++++ DATA FOR THE TASK

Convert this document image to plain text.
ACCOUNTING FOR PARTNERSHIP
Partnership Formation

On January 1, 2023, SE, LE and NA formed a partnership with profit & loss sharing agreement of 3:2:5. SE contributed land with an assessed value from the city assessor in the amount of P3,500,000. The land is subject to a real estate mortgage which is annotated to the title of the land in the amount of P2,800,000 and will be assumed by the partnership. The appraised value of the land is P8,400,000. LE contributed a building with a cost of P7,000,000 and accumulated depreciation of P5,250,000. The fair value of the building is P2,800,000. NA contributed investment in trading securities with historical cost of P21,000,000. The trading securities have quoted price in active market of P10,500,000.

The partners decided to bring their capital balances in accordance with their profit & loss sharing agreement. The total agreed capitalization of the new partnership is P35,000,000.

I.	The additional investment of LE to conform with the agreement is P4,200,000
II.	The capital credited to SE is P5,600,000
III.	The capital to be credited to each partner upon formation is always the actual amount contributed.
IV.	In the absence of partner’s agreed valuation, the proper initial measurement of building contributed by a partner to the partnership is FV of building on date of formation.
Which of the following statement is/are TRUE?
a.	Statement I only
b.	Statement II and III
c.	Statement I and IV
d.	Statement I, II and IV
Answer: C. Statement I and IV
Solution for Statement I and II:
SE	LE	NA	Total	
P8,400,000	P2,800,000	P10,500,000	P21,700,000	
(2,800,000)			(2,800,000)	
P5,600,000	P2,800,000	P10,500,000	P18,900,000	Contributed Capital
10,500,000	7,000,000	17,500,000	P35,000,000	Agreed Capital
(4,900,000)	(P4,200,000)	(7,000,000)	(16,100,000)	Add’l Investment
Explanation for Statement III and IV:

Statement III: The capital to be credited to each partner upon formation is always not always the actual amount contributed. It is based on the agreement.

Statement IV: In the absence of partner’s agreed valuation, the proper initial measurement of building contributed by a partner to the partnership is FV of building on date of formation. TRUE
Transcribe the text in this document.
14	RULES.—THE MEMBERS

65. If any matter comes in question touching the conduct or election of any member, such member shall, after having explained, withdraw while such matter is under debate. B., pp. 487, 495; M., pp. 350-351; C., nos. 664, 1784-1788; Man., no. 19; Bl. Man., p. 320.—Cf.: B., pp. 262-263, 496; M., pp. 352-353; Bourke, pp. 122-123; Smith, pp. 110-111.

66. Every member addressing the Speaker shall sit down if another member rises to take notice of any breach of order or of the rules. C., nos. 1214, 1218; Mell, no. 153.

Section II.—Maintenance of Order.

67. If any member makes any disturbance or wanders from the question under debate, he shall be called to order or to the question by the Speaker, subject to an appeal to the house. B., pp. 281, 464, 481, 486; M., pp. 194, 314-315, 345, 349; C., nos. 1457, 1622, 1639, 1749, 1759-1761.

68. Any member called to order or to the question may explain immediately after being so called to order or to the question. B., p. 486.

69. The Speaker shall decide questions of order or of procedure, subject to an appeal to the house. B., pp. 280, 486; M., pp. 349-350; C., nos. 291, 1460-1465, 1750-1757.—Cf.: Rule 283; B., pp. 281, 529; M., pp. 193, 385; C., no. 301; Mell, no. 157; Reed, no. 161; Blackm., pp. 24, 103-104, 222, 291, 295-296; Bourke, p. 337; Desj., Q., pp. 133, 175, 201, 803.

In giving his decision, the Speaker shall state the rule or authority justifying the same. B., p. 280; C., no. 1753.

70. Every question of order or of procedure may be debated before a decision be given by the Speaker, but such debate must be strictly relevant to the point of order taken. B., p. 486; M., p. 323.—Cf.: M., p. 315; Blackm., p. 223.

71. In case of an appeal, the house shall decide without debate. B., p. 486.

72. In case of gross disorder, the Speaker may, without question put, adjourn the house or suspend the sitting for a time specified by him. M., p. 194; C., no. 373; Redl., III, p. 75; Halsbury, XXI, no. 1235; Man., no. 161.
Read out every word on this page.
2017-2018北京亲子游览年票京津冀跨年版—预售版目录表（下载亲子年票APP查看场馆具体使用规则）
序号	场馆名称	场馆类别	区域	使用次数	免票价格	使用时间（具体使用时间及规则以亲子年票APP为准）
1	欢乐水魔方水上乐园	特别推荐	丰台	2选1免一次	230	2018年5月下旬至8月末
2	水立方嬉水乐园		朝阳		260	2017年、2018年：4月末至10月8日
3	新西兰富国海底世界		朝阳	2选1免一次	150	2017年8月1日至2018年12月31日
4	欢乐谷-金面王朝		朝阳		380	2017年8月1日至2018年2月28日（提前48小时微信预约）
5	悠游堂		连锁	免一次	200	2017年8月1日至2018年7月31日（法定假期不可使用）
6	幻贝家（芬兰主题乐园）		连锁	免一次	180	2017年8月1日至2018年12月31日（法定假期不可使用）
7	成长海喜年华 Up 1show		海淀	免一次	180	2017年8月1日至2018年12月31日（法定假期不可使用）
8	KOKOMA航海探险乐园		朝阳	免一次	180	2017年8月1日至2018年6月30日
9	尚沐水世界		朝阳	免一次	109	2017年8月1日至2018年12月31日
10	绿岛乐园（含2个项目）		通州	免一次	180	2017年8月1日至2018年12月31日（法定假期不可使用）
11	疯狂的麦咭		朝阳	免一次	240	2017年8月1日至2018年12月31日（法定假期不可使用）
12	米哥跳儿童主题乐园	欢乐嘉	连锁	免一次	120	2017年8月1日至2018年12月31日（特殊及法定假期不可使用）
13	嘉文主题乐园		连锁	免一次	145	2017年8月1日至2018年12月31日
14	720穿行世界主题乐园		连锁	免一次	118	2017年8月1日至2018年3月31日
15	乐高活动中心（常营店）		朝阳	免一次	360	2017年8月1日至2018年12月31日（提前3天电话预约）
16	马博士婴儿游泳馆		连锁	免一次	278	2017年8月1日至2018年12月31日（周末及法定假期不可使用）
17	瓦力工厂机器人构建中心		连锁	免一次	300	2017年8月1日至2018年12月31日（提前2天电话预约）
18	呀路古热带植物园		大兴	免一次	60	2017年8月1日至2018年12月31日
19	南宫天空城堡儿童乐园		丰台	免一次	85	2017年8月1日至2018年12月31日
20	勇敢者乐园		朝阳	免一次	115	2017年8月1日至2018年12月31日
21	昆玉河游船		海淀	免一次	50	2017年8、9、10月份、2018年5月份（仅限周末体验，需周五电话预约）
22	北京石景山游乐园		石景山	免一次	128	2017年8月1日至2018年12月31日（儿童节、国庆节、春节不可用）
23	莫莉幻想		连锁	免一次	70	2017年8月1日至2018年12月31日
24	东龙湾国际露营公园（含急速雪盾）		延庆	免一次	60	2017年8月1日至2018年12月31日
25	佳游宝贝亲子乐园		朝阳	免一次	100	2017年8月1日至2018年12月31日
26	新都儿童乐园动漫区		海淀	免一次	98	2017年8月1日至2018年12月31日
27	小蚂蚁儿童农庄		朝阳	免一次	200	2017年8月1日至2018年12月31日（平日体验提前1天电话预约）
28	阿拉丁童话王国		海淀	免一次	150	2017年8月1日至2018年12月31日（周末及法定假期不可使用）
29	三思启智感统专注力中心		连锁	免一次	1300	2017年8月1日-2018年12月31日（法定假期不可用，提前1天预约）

++++++++

DESCRIPTION OF THE TASK: Every record above needs to be repeated word for word.

RESPONSE TO THIS EXERCISE:
Convert this document image to plain text.
ACCOUNTING FOR PARTNERSHIP
Partnership Formation

On January 1, 2023, SE, LE and NA formed a partnership with profit & loss sharing agreement of 3:2:5. SE contributed land with an assessed value from the city assessor in the amount of P3,500,000. The land is subject to a real estate mortgage which is annotated to the title of the land in the amount of P2,800,000 and will be assumed by the partnership. The appraised value of the land is P8,400,000. LE contributed a building with a cost of P7,000,000 and accumulated depreciation of P5,250,000. The fair value of the building is P2,800,000. NA contributed investment in trading securities with historical cost of P21,000,000. The trading securities have quoted price in active market of P10,500,000.

The partners decided to bring their capital balances in accordance with their profit & loss sharing agreement. The total agreed capitalization of the new partnership is P35,000,000.

I.	The additional investment of LE to conform with the agreement is P4,200,000
II.	The capital credited to SE is P5,600,000
III.	The capital to be credited to each partner upon formation is always the actual amount contributed.
IV.	In the absence of partner’s agreed valuation, the proper initial measurement of building contributed by a partner to the partnership is FV of building on date of formation.
Which of the following statement is/are TRUE?
a.	Statement I only
b.	Statement II and III
c.	Statement I and IV
d.	Statement I, II and IV
Answer: C. Statement I and IV
Solution for Statement I and II:
SE	LE	NA	Total	
P8,400,000	P2,800,000	P10,500,000	P21,700,000	
(2,800,000)			(2,800,000)	
P5,600,000	P2,800,000	P10,500,000	P18,900,000	Contributed Capital
10,500,000	7,000,000	17,500,000	P35,000,000	Agreed Capital
(4,900,000)	(P4,200,000)	(7,000,000)	(16,100,000)	Add’l Investment
Explanation for Statement III and IV:

Statement III: The capital to be credited to each partner upon formation is always not always the actual amount contributed. It is based on the agreement.

Statement IV: In the absence of partner’s agreed valuation, the proper initial measurement of building contributed by a partner to the partnership is FV of building on date of formation. TRUE
Transcribe the text in this document.
14	RULES.—THE MEMBERS

65. If any matter comes in question touching the conduct or election of any member, such member shall, after having explained, withdraw while such matter is under debate. B., pp. 487, 495; M., pp. 350-351; C., nos. 664, 1784-1788; Man., no. 19; Bl. Man., p. 320.—Cf.: B., pp. 262-263, 496; M., pp. 352-353; Bourke, pp. 122-123; Smith, pp. 110-111.

66. Every member addressing the Speaker shall sit down if another member rises to take notice of any breach of order or of the rules. C., nos. 1214, 1218; Mell, no. 153.

Section II.—Maintenance of Order.

67. If any member makes any disturbance or wanders from the question under debate, he shall be called to order or to the question by the Speaker, subject to an appeal to the house. B., pp. 281, 464, 481, 486; M., pp. 194, 314-315, 345, 349; C., nos. 1457, 1622, 1639, 1749, 1759-1761.

68. Any member called to order or to the question may explain immediately after being so called to order or to the question. B., p. 486.

69. The Speaker shall decide questions of order or of procedure, subject to an appeal to the house. B., pp. 280, 486; M., pp. 349-350; C., nos. 291, 1460-1465, 1750-1757.—Cf.: Rule 283; B., pp. 281, 529; M., pp. 193, 385; C., no. 301; Mell, no. 157; Reed, no. 161; Blackm., pp. 24, 103-104, 222, 291, 295-296; Bourke, p. 337; Desj., Q., pp. 133, 175, 201, 803.

In giving his decision, the Speaker shall state the rule or authority justifying the same. B., p. 280; C., no. 1753.

70. Every question of order or of procedure may be debated before a decision be given by the Speaker, but such debate must be strictly relevant to the point of order taken. B., p. 486; M., p. 323.—Cf.: M., p. 315; Blackm., p. 223.

71. In case of an appeal, the house shall decide without debate. B., p. 486.

72. In case of gross disorder, the Speaker may, without question put, adjourn the house or suspend the sitting for a time specified by him. M., p. 194; C., no. 373; Redl., III, p. 75; Halsbury, XXI, no. 1235; Man., no. 161.
Read out every word on this page.
2017-2018北京亲子游览年票京津冀跨年版—预售版目录表（下载亲子年票APP查看场馆具体使用规则）
序号	场馆名称	场馆类别	区域	使用次数	免票价格	使用时间（具体使用时间及规则以亲子年票APP为准）
1	欢乐水魔方水上乐园	特别推荐	丰台	2选1免一次	230	2018年5月下旬至8月末
2	水立方嬉水乐园		朝阳		260	2017年、2018年：4月末至10月8日
3	新西兰富国海底世界		朝阳	2选1免一次	150	2017年8月1日至2018年12月31日
4	欢乐谷-金面王朝		朝阳		380	2017年8月1日至2018年2月28日（提前48小时微信预约）
5	悠游堂		连锁	免一次	200	2017年8月1日至2018年7月31日（法定假期不可使用）
6	幻贝家（芬兰主题乐园）		连锁	免一次	180	2017年8月1日至2018年12月31日（法定假期不可使用）
7	成长海喜年华 Up 1show		海淀	免一次	180	2017年8月1日至2018年12月31日（法定假期不可使用）
8	KOKOMA航海探险乐园		朝阳	免一次	180	2017年8月1日至2018年6月30日
9	尚沐水世界		朝阳	免一次	109	2017年8月1日至2018年12月31日
10	绿岛乐园（含2个项目）		通州	免一次	180	2017年8月1日至2018年12月31日（法定假期不可使用）
11	疯狂的麦咭		朝阳	免一次	240	2017年8月1日至2018年12月31日（法定假期不可使用）
12	米哥跳儿童主题乐园	欢乐嘉	连锁	免一次	120	2017年8月1日至2018年12月31日（特殊及法定假期不可使用）
13	嘉文主题乐园		连锁	免一次	145	2017年8月1日至2018年12月31日
14	720穿行世界主题乐园		连锁	免一次	118	2017年8月1日至2018年3月31日
15	乐高活动中心（常营店）		朝阳	免一次	360	2017年8月1日至2018年12月31日（提前3天电话预约）
16	马博士婴儿游泳馆		连锁	免一次	278	2017年8月1日至2018年12月31日（周末及法定假期不可使用）
17	瓦力工厂机器人构建中心		连锁	免一次	300	2017年8月1日至2018年12月31日（提前2天电话预约）
18	呀路古热带植物园		大兴	免一次	60	2017年8月1日至2018年12月31日
19	南宫天空城堡儿童乐园		丰台	免一次	85	2017年8月1日至2018年12月31日
20	勇敢者乐园		朝阳	免一次	115	2017年8月1日至2018年12月31日
21	昆玉河游船		海淀	免一次	50	2017年8、9、10月份、2018年5月份（仅限周末体验，需周五电话预约）
22	北京石景山游乐园		石景山	免一次	128	2017年8月1日至2018年12月31日（儿童节、国庆节、春节不可用）
23	莫莉幻想		连锁	免一次	70	2017年8月1日至2018年12月31日
24	东龙湾国际露营公园（含急速雪盾）		延庆	免一次	60	2017年8月1日至2018年12月31日
25	佳游宝贝亲子乐园		朝阳	免一次	100	2017年8月1日至2018年12月31日
26	新都儿童乐园动漫区		海淀	免一次	98	2017年8月1日至2018年12月31日
27	小蚂蚁儿童农庄		朝阳	免一次	200	2017年8月1日至2018年12月31日（平日体验提前1天电话预约）
28	阿拉丁童话王国		海淀	免一次	150	2017年8月1日至2018年12月31日（周末及法定假期不可使用）
29	三思启智感统专注力中心		连锁	免一次	1300	2017年8月1日-2018年12月31日（法定假期不可用，提前1天预约）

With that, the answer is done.